Stored records:
## Start

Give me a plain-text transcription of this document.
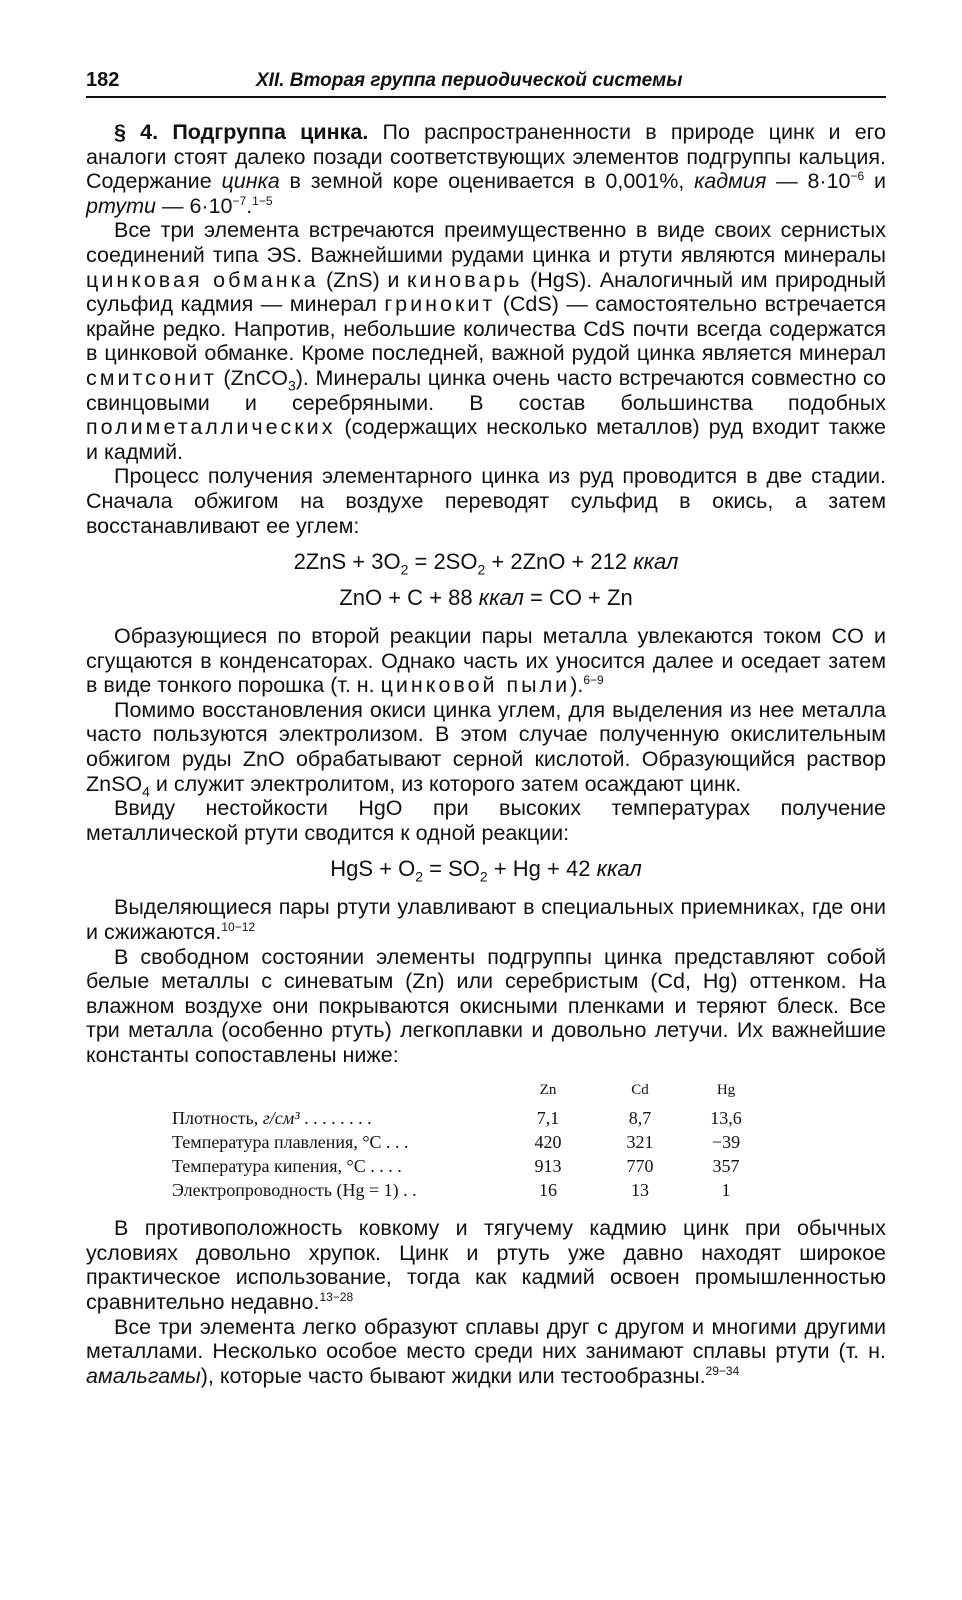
182	XII. Вторая группа периодической системы

§ 4. Подгруппа цинка. По распространенности в природе цинк и его аналоги стоят далеко позади соответствующих элементов подгруппы кальция. Содержание цинка в земной коре оценивается в 0,001%, кадмия — $8\cdot 10^{-6}$ и ртути — $6\cdot 10^{-7}.^{1-5}$

Все три элемента встречаются преимущественно в виде своих сернистых соединений типа ЭS. Важнейшими рудами цинка и ртути являются минералы цинковая обманка (ZnS) и киноварь (HgS). Аналогичный им природный сульфид кадмия — минерал гринокит (CdS) — самостоятельно встречается крайне редко. Напротив, небольшие количества CdS почти всегда содержатся в цинковой обманке. Кроме последней, важной рудой цинка является минерал смитсонит (ZnCO$_3$). Минералы цинка очень часто встречаются совместно со свинцовыми и серебряными. В состав большинства подобных полиметаллических (содержащих несколько металлов) руд входит также и кадмий.

Процесс получения элементарного цинка из руд проводится в две стадии. Сначала обжигом на воздухе переводят сульфид в окись, а затем восстанавливают ее углем:

$2ZnS + 3O_2 = 2SO_2 + 2ZnO + 212$ ккал
ZnO + C + 88 ккал = CO + Zn

Образующиеся по второй реакции пары металла увлекаются током CO и сгущаются в конденсаторах. Однако часть их уносится далее и оседает затем в виде тонкого порошка (т. н. цинковой пыли).$^{6-9}$

Помимо восстановления окиси цинка углем, для выделения из нее металла часто пользуются электролизом. В этом случае полученную окислительным обжигом руды ZnO обрабатывают серной кислотой. Образующийся раствор ZnSO$_4$ и служит электролитом, из которого затем осаждают цинк.

Ввиду нестойкости HgO при высоких температурах получение металлической ртути сводится к одной реакции:

HgS + $O_2 = SO_2 + Hg + 42$ ккал

Выделяющиеся пары ртути улавливают в специальных приемниках, где они и сжижаются.$^{10-12}$

В свободном состоянии элементы подгруппы цинка представляют собой белые металлы с синеватым (Zn) или серебристым (Cd, Hg) оттенком. На влажном воздухе они покрываются окисными пленками и теряют блеск. Все три металла (особенно ртуть) легкоплавки и довольно летучи. Их важнейшие константы сопоставлены ниже:

	Zn	Cd	Hg
Плотность, г/см³ . . . . . . . .	7,1	8,7	13,6
Температура плавления, °C . . .	420	321	−39
Температура кипения, °C . . . .	913	770	357
Электропроводность (Hg = 1) . .	16	13	1

В противоположность ковкому и тягучему кадмию цинк при обычных условиях довольно хрупок. Цинк и ртуть уже давно находят широкое практическое использование, тогда как кадмий освоен промышленностью сравнительно недавно.$^{13-28}$

Все три элемента легко образуют сплавы друг с другом и многими другими металлами. Несколько особое место среди них занимают сплавы ртути (т. н. амальгамы), которые часто бывают жидки или тестообразны.$^{29-34}$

## End

Print the records above exactly as they stand, but leave out the pictures.

Answer in full —
Give me a plain-text transcription of this document.
182	XII. Вторая группа периодической системы

§ 4. Подгруппа цинка. По распространенности в природе цинк и его аналоги стоят далеко позади соответствующих элементов подгруппы кальция. Содержание цинка в земной коре оценивается в 0,001%, кадмия — $8\cdot 10^{-6}$ и ртути — $6\cdot 10^{-7}.^{1-5}$

Все три элемента встречаются преимущественно в виде своих сернистых соединений типа ЭS. Важнейшими рудами цинка и ртути являются минералы цинковая обманка (ZnS) и киноварь (HgS). Аналогичный им природный сульфид кадмия — минерал гринокит (CdS) — самостоятельно встречается крайне редко. Напротив, небольшие количества CdS почти всегда содержатся в цинковой обманке. Кроме последней, важной рудой цинка является минерал смитсонит (ZnCO$_3$). Минералы цинка очень часто встречаются совместно со свинцовыми и серебряными. В состав большинства подобных полиметаллических (содержащих несколько металлов) руд входит также и кадмий.

Процесс получения элементарного цинка из руд проводится в две стадии. Сначала обжигом на воздухе переводят сульфид в окись, а затем восстанавливают ее углем:

$2ZnS + 3O_2 = 2SO_2 + 2ZnO + 212$ ккал
ZnO + C + 88 ккал = CO + Zn

Образующиеся по второй реакции пары металла увлекаются током CO и сгущаются в конденсаторах. Однако часть их уносится далее и оседает затем в виде тонкого порошка (т. н. цинковой пыли).$^{6-9}$

Помимо восстановления окиси цинка углем, для выделения из нее металла часто пользуются электролизом. В этом случае полученную окислительным обжигом руды ZnO обрабатывают серной кислотой. Образующийся раствор ZnSO$_4$ и служит электролитом, из которого затем осаждают цинк.

Ввиду нестойкости HgO при высоких температурах получение металлической ртути сводится к одной реакции:

HgS + $O_2 = SO_2 + Hg + 42$ ккал

Выделяющиеся пары ртути улавливают в специальных приемниках, где они и сжижаются.$^{10-12}$

В свободном состоянии элементы подгруппы цинка представляют собой белые металлы с синеватым (Zn) или серебристым (Cd, Hg) оттенком. На влажном воздухе они покрываются окисными пленками и теряют блеск. Все три металла (особенно ртуть) легкоплавки и довольно летучи. Их важнейшие константы сопоставлены ниже:

	Zn	Cd	Hg
Плотность, г/см³ . . . . . . . .	7,1	8,7	13,6
Температура плавления, °C . . .	420	321	−39
Температура кипения, °C . . . .	913	770	357
Электропроводность (Hg = 1) . .	16	13	1

В противоположность ковкому и тягучему кадмию цинк при обычных условиях довольно хрупок. Цинк и ртуть уже давно находят широкое практическое использование, тогда как кадмий освоен промышленностью сравнительно недавно.$^{13-28}$

Все три элемента легко образуют сплавы друг с другом и многими другими металлами. Несколько особое место среди них занимают сплавы ртути (т. н. амальгамы), которые часто бывают жидки или тестообразны.$^{29-34}$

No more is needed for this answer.